▸ TASK TO CARRY OUT: Update the records below, changing every occurrence of "panel-border" to "panel-frame" and keeping everything else the same.

Stored dataset items
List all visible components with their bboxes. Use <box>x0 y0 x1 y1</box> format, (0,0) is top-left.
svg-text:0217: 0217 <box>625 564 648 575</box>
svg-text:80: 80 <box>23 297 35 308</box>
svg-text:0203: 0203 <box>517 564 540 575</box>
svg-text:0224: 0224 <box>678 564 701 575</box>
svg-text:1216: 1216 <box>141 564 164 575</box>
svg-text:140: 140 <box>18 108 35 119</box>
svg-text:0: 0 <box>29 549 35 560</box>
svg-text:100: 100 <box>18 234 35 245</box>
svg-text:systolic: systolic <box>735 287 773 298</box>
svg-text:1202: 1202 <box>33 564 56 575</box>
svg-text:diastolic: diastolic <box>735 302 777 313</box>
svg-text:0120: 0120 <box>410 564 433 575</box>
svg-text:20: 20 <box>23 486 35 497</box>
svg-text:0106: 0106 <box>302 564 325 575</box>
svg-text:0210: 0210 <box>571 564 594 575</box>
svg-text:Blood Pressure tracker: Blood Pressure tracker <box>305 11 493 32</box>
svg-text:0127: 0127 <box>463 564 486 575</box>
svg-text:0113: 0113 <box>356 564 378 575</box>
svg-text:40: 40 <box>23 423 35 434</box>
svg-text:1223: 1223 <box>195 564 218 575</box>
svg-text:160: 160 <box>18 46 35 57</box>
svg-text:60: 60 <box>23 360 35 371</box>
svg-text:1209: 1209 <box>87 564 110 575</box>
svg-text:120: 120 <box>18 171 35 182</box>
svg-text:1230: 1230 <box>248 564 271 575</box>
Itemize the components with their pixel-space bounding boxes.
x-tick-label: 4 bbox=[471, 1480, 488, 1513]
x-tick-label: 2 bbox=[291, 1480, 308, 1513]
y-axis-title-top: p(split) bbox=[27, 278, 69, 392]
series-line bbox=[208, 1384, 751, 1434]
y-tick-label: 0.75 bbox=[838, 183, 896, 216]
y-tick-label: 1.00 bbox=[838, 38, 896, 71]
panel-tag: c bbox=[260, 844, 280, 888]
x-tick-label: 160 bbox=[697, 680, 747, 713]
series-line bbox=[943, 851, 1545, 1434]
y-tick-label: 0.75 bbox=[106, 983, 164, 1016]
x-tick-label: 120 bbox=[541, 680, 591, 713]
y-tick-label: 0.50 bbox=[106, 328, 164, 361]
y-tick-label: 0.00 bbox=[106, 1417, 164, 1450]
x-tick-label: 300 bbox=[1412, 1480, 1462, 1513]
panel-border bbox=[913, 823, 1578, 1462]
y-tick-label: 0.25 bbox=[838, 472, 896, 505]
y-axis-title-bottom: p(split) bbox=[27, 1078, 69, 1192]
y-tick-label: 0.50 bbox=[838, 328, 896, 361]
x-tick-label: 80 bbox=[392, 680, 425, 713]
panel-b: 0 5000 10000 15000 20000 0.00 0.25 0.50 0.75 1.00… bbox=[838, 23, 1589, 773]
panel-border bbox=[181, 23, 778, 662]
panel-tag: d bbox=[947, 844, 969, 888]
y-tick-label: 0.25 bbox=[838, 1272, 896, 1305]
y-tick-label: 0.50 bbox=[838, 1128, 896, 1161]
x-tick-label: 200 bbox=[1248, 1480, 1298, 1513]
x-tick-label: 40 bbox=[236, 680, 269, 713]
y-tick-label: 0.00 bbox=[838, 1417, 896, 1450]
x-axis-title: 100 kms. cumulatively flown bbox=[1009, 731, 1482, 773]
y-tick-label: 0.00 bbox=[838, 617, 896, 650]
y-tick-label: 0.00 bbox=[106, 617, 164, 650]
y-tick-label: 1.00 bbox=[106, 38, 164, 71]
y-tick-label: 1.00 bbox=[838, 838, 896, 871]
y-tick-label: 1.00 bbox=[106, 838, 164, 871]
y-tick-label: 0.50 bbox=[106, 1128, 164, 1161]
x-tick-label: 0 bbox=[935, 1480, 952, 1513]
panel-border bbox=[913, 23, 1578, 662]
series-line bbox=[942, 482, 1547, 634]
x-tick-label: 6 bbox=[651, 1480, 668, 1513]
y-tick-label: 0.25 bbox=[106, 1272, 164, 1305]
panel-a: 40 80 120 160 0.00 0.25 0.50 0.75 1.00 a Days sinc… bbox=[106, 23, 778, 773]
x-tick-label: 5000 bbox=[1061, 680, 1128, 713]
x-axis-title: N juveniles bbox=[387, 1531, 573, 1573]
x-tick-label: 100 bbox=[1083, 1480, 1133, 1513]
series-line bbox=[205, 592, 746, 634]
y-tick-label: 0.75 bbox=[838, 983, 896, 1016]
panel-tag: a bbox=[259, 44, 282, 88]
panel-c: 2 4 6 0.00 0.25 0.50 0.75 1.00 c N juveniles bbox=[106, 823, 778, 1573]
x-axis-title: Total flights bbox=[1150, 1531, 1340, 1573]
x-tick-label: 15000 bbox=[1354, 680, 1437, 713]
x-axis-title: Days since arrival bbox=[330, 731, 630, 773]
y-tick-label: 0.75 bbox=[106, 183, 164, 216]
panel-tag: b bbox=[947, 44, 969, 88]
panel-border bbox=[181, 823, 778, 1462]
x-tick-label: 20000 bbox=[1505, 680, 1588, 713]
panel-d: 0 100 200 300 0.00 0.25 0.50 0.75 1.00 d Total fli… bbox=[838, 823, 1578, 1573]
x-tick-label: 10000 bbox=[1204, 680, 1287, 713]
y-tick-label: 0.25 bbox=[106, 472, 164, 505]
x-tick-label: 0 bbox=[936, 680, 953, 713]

▸ TASK OUTPUT:
List all visible components with their bboxes. Use <box>x0 y0 x1 y1</box> format, (0,0) is top-left.
svg-text:0217: 0217 <box>625 564 648 575</box>
svg-text:80: 80 <box>23 297 35 308</box>
svg-text:0203: 0203 <box>517 564 540 575</box>
svg-text:0224: 0224 <box>678 564 701 575</box>
svg-text:1216: 1216 <box>141 564 164 575</box>
svg-text:140: 140 <box>18 108 35 119</box>
svg-text:0: 0 <box>29 549 35 560</box>
svg-text:100: 100 <box>18 234 35 245</box>
svg-text:systolic: systolic <box>735 287 773 298</box>
svg-text:1202: 1202 <box>33 564 56 575</box>
svg-text:diastolic: diastolic <box>735 302 777 313</box>
svg-text:0120: 0120 <box>410 564 433 575</box>
svg-text:20: 20 <box>23 486 35 497</box>
svg-text:0106: 0106 <box>302 564 325 575</box>
svg-text:0210: 0210 <box>571 564 594 575</box>
svg-text:Blood Pressure tracker: Blood Pressure tracker <box>305 11 493 32</box>
svg-text:0127: 0127 <box>463 564 486 575</box>
svg-text:0113: 0113 <box>356 564 378 575</box>
svg-text:40: 40 <box>23 423 35 434</box>
svg-text:1223: 1223 <box>195 564 218 575</box>
svg-text:160: 160 <box>18 46 35 57</box>
svg-text:60: 60 <box>23 360 35 371</box>
svg-text:1209: 1209 <box>87 564 110 575</box>
svg-text:120: 120 <box>18 171 35 182</box>
svg-text:1230: 1230 <box>248 564 271 575</box>
Itemize the components with their pixel-space bounding boxes.
x-tick-label: 4 bbox=[471, 1480, 488, 1513]
x-tick-label: 2 bbox=[291, 1480, 308, 1513]
y-axis-title-top: p(split) bbox=[27, 278, 69, 392]
series-line bbox=[208, 1384, 751, 1434]
y-tick-label: 0.75 bbox=[838, 183, 896, 216]
y-tick-label: 1.00 bbox=[838, 38, 896, 71]
panel-tag: c bbox=[260, 844, 280, 888]
x-tick-label: 160 bbox=[697, 680, 747, 713]
series-line bbox=[943, 851, 1545, 1434]
y-tick-label: 0.75 bbox=[106, 983, 164, 1016]
x-tick-label: 120 bbox=[541, 680, 591, 713]
y-tick-label: 0.50 bbox=[106, 328, 164, 361]
y-tick-label: 0.00 bbox=[106, 1417, 164, 1450]
x-tick-label: 300 bbox=[1412, 1480, 1462, 1513]
panel-frame bbox=[913, 823, 1578, 1462]
y-tick-label: 0.25 bbox=[838, 472, 896, 505]
y-axis-title-bottom: p(split) bbox=[27, 1078, 69, 1192]
y-tick-label: 0.50 bbox=[838, 328, 896, 361]
x-tick-label: 80 bbox=[392, 680, 425, 713]
panel-b: 0 5000 10000 15000 20000 0.00 0.25 0.50 0.75 1.00… bbox=[838, 23, 1589, 773]
panel-frame bbox=[181, 23, 778, 662]
panel-tag: d bbox=[947, 844, 969, 888]
y-tick-label: 0.25 bbox=[838, 1272, 896, 1305]
y-tick-label: 0.50 bbox=[838, 1128, 896, 1161]
x-tick-label: 200 bbox=[1248, 1480, 1298, 1513]
x-tick-label: 40 bbox=[236, 680, 269, 713]
y-tick-label: 0.00 bbox=[838, 1417, 896, 1450]
x-axis-title: 100 kms. cumulatively flown bbox=[1009, 731, 1482, 773]
y-tick-label: 0.00 bbox=[838, 617, 896, 650]
y-tick-label: 0.00 bbox=[106, 617, 164, 650]
y-tick-label: 1.00 bbox=[106, 38, 164, 71]
y-tick-label: 1.00 bbox=[838, 838, 896, 871]
y-tick-label: 1.00 bbox=[106, 838, 164, 871]
y-tick-label: 0.50 bbox=[106, 1128, 164, 1161]
x-tick-label: 0 bbox=[935, 1480, 952, 1513]
panel-frame bbox=[913, 23, 1578, 662]
series-line bbox=[942, 482, 1547, 634]
x-tick-label: 6 bbox=[651, 1480, 668, 1513]
y-tick-label: 0.25 bbox=[106, 1272, 164, 1305]
panel-a: 40 80 120 160 0.00 0.25 0.50 0.75 1.00 a Days sinc… bbox=[106, 23, 778, 773]
x-tick-label: 5000 bbox=[1061, 680, 1128, 713]
x-axis-title: N juveniles bbox=[387, 1531, 573, 1573]
x-tick-label: 100 bbox=[1083, 1480, 1133, 1513]
series-line bbox=[205, 592, 746, 634]
y-tick-label: 0.75 bbox=[838, 983, 896, 1016]
panel-tag: a bbox=[259, 44, 282, 88]
panel-c: 2 4 6 0.00 0.25 0.50 0.75 1.00 c N juveniles bbox=[106, 823, 778, 1573]
x-axis-title: Total flights bbox=[1150, 1531, 1340, 1573]
x-tick-label: 15000 bbox=[1354, 680, 1437, 713]
x-axis-title: Days since arrival bbox=[330, 731, 630, 773]
y-tick-label: 0.75 bbox=[106, 183, 164, 216]
panel-tag: b bbox=[947, 44, 969, 88]
panel-frame bbox=[181, 823, 778, 1462]
x-tick-label: 20000 bbox=[1505, 680, 1588, 713]
panel-d: 0 100 200 300 0.00 0.25 0.50 0.75 1.00 d Total fli… bbox=[838, 823, 1578, 1573]
x-tick-label: 10000 bbox=[1204, 680, 1287, 713]
y-tick-label: 0.25 bbox=[106, 472, 164, 505]
x-tick-label: 0 bbox=[936, 680, 953, 713]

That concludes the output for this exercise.